#### [What you are asked to do]
Print all records exactly, leaving nothing out.

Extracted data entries
## begin

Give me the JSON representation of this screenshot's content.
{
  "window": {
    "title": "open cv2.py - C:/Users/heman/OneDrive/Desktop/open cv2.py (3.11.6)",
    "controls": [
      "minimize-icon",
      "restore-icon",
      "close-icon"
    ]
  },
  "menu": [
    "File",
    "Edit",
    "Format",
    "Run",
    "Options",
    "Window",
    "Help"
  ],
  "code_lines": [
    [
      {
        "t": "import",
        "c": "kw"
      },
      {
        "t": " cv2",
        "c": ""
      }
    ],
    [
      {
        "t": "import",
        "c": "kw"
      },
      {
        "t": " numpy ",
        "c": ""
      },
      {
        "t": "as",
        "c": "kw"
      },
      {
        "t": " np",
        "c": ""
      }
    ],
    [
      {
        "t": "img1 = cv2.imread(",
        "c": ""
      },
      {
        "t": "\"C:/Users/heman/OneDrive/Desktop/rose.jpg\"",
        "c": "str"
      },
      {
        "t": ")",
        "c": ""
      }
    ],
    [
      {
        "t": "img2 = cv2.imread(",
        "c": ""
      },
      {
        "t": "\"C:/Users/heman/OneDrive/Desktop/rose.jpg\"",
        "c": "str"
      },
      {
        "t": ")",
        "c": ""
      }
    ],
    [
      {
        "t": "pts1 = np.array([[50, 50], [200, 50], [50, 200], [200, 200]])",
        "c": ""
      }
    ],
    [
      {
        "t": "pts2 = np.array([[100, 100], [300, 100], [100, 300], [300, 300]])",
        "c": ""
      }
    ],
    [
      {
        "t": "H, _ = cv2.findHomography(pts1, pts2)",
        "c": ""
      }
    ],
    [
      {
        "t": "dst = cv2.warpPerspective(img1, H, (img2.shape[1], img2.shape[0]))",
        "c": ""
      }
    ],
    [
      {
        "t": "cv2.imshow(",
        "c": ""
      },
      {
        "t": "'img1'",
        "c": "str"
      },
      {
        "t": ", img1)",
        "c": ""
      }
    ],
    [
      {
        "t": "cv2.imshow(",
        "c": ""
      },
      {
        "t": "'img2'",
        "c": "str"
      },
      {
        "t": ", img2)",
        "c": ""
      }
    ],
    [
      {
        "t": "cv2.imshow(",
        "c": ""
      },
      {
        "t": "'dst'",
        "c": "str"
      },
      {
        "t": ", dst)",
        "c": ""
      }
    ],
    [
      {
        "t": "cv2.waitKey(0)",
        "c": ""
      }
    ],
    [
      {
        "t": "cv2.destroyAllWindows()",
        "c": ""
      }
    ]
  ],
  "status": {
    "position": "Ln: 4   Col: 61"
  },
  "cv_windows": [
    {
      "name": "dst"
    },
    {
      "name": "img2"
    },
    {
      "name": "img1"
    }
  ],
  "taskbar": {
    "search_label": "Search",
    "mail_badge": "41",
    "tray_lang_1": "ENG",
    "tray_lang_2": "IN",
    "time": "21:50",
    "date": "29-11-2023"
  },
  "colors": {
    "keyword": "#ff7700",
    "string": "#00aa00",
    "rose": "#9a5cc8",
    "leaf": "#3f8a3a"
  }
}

## end

#### [Task output]
Give me the JSON representation of this screenshot's content.
{
  "window": {
    "title": "open cv2.py - C:/Users/heman/OneDrive/Desktop/open cv2.py (3.11.6)",
    "controls": [
      "minimize-icon",
      "restore-icon",
      "close-icon"
    ]
  },
  "menu": [
    "File",
    "Edit",
    "Format",
    "Run",
    "Options",
    "Window",
    "Help"
  ],
  "code_lines": [
    [
      {
        "t": "import",
        "c": "kw"
      },
      {
        "t": " cv2",
        "c": ""
      }
    ],
    [
      {
        "t": "import",
        "c": "kw"
      },
      {
        "t": " numpy ",
        "c": ""
      },
      {
        "t": "as",
        "c": "kw"
      },
      {
        "t": " np",
        "c": ""
      }
    ],
    [
      {
        "t": "img1 = cv2.imread(",
        "c": ""
      },
      {
        "t": "\"C:/Users/heman/OneDrive/Desktop/rose.jpg\"",
        "c": "str"
      },
      {
        "t": ")",
        "c": ""
      }
    ],
    [
      {
        "t": "img2 = cv2.imread(",
        "c": ""
      },
      {
        "t": "\"C:/Users/heman/OneDrive/Desktop/rose.jpg\"",
        "c": "str"
      },
      {
        "t": ")",
        "c": ""
      }
    ],
    [
      {
        "t": "pts1 = np.array([[50, 50], [200, 50], [50, 200], [200, 200]])",
        "c": ""
      }
    ],
    [
      {
        "t": "pts2 = np.array([[100, 100], [300, 100], [100, 300], [300, 300]])",
        "c": ""
      }
    ],
    [
      {
        "t": "H, _ = cv2.findHomography(pts1, pts2)",
        "c": ""
      }
    ],
    [
      {
        "t": "dst = cv2.warpPerspective(img1, H, (img2.shape[1], img2.shape[0]))",
        "c": ""
      }
    ],
    [
      {
        "t": "cv2.imshow(",
        "c": ""
      },
      {
        "t": "'img1'",
        "c": "str"
      },
      {
        "t": ", img1)",
        "c": ""
      }
    ],
    [
      {
        "t": "cv2.imshow(",
        "c": ""
      },
      {
        "t": "'img2'",
        "c": "str"
      },
      {
        "t": ", img2)",
        "c": ""
      }
    ],
    [
      {
        "t": "cv2.imshow(",
        "c": ""
      },
      {
        "t": "'dst'",
        "c": "str"
      },
      {
        "t": ", dst)",
        "c": ""
      }
    ],
    [
      {
        "t": "cv2.waitKey(0)",
        "c": ""
      }
    ],
    [
      {
        "t": "cv2.destroyAllWindows()",
        "c": ""
      }
    ]
  ],
  "status": {
    "position": "Ln: 4   Col: 61"
  },
  "cv_windows": [
    {
      "name": "dst"
    },
    {
      "name": "img2"
    },
    {
      "name": "img1"
    }
  ],
  "taskbar": {
    "search_label": "Search",
    "mail_badge": "41",
    "tray_lang_1": "ENG",
    "tray_lang_2": "IN",
    "time": "21:50",
    "date": "29-11-2023"
  },
  "colors": {
    "keyword": "#ff7700",
    "string": "#00aa00",
    "rose": "#9a5cc8",
    "leaf": "#3f8a3a"
  }
}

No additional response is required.